Short exercise ▸ Repeat, exactly and completely, the entries shown underneath.

▽

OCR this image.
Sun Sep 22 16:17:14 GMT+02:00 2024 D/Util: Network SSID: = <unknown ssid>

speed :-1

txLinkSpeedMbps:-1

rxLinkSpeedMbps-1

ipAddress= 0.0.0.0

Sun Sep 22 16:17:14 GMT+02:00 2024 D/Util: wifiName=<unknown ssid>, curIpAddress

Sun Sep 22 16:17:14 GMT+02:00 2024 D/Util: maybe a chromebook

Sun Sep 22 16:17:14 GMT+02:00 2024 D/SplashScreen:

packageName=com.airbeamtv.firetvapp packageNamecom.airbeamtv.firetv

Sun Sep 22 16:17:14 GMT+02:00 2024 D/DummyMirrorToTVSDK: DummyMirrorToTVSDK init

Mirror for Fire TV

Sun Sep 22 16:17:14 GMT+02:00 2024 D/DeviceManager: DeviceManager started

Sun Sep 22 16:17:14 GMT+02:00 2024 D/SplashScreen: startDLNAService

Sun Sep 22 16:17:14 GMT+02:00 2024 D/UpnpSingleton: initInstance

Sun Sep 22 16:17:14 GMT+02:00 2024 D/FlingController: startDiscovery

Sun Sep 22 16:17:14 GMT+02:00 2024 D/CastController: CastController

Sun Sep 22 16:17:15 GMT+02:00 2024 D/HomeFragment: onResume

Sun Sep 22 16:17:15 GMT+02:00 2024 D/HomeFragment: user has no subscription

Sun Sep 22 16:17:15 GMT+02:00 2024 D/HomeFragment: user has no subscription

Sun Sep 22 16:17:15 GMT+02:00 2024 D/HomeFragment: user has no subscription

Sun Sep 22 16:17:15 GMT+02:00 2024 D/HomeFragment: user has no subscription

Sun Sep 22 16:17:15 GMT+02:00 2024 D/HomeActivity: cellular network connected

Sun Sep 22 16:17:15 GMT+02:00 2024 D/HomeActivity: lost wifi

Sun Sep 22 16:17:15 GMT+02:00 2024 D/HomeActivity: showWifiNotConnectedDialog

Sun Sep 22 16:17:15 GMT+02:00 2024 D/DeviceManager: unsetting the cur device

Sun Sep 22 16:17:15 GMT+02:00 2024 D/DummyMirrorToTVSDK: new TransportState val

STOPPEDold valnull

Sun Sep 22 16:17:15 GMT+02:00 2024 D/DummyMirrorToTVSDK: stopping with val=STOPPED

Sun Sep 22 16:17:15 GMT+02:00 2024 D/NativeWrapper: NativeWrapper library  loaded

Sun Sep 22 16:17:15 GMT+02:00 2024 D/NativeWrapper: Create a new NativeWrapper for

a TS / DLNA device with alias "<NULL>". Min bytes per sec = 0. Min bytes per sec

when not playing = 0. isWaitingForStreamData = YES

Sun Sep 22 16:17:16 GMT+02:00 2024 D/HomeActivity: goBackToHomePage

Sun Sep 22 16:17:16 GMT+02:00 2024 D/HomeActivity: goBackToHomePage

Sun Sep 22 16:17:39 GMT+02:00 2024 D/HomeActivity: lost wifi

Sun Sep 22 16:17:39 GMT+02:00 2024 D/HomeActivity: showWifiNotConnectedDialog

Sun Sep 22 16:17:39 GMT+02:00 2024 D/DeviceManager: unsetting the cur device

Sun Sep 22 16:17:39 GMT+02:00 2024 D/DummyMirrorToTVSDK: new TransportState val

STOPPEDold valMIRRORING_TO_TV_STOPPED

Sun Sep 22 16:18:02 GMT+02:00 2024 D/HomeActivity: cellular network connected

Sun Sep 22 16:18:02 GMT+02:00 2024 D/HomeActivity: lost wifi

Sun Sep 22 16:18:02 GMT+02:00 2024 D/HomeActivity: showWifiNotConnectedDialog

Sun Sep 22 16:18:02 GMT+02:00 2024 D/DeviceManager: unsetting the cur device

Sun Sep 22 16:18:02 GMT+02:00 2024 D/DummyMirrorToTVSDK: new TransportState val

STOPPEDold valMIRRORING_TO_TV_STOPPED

△

Full response ▸
OCR this image.
Sun Sep 22 16:17:14 GMT+02:00 2024 D/Util: Network SSID: = <unknown ssid>

speed :-1

txLinkSpeedMbps:-1

rxLinkSpeedMbps-1

ipAddress= 0.0.0.0

Sun Sep 22 16:17:14 GMT+02:00 2024 D/Util: wifiName=<unknown ssid>, curIpAddress

Sun Sep 22 16:17:14 GMT+02:00 2024 D/Util: maybe a chromebook

Sun Sep 22 16:17:14 GMT+02:00 2024 D/SplashScreen:

packageName=com.airbeamtv.firetvapp packageNamecom.airbeamtv.firetv

Sun Sep 22 16:17:14 GMT+02:00 2024 D/DummyMirrorToTVSDK: DummyMirrorToTVSDK init

Mirror for Fire TV

Sun Sep 22 16:17:14 GMT+02:00 2024 D/DeviceManager: DeviceManager started

Sun Sep 22 16:17:14 GMT+02:00 2024 D/SplashScreen: startDLNAService

Sun Sep 22 16:17:14 GMT+02:00 2024 D/UpnpSingleton: initInstance

Sun Sep 22 16:17:14 GMT+02:00 2024 D/FlingController: startDiscovery

Sun Sep 22 16:17:14 GMT+02:00 2024 D/CastController: CastController

Sun Sep 22 16:17:15 GMT+02:00 2024 D/HomeFragment: onResume

Sun Sep 22 16:17:15 GMT+02:00 2024 D/HomeFragment: user has no subscription

Sun Sep 22 16:17:15 GMT+02:00 2024 D/HomeFragment: user has no subscription

Sun Sep 22 16:17:15 GMT+02:00 2024 D/HomeFragment: user has no subscription

Sun Sep 22 16:17:15 GMT+02:00 2024 D/HomeFragment: user has no subscription

Sun Sep 22 16:17:15 GMT+02:00 2024 D/HomeActivity: cellular network connected

Sun Sep 22 16:17:15 GMT+02:00 2024 D/HomeActivity: lost wifi

Sun Sep 22 16:17:15 GMT+02:00 2024 D/HomeActivity: showWifiNotConnectedDialog

Sun Sep 22 16:17:15 GMT+02:00 2024 D/DeviceManager: unsetting the cur device

Sun Sep 22 16:17:15 GMT+02:00 2024 D/DummyMirrorToTVSDK: new TransportState val

STOPPEDold valnull

Sun Sep 22 16:17:15 GMT+02:00 2024 D/DummyMirrorToTVSDK: stopping with val=STOPPED

Sun Sep 22 16:17:15 GMT+02:00 2024 D/NativeWrapper: NativeWrapper library  loaded

Sun Sep 22 16:17:15 GMT+02:00 2024 D/NativeWrapper: Create a new NativeWrapper for

a TS / DLNA device with alias "<NULL>". Min bytes per sec = 0. Min bytes per sec

when not playing = 0. isWaitingForStreamData = YES

Sun Sep 22 16:17:16 GMT+02:00 2024 D/HomeActivity: goBackToHomePage

Sun Sep 22 16:17:16 GMT+02:00 2024 D/HomeActivity: goBackToHomePage

Sun Sep 22 16:17:39 GMT+02:00 2024 D/HomeActivity: lost wifi

Sun Sep 22 16:17:39 GMT+02:00 2024 D/HomeActivity: showWifiNotConnectedDialog

Sun Sep 22 16:17:39 GMT+02:00 2024 D/DeviceManager: unsetting the cur device

Sun Sep 22 16:17:39 GMT+02:00 2024 D/DummyMirrorToTVSDK: new TransportState val

STOPPEDold valMIRRORING_TO_TV_STOPPED

Sun Sep 22 16:18:02 GMT+02:00 2024 D/HomeActivity: cellular network connected

Sun Sep 22 16:18:02 GMT+02:00 2024 D/HomeActivity: lost wifi

Sun Sep 22 16:18:02 GMT+02:00 2024 D/HomeActivity: showWifiNotConnectedDialog

Sun Sep 22 16:18:02 GMT+02:00 2024 D/DeviceManager: unsetting the cur device

Sun Sep 22 16:18:02 GMT+02:00 2024 D/DummyMirrorToTVSDK: new TransportState val

STOPPEDold valMIRRORING_TO_TV_STOPPED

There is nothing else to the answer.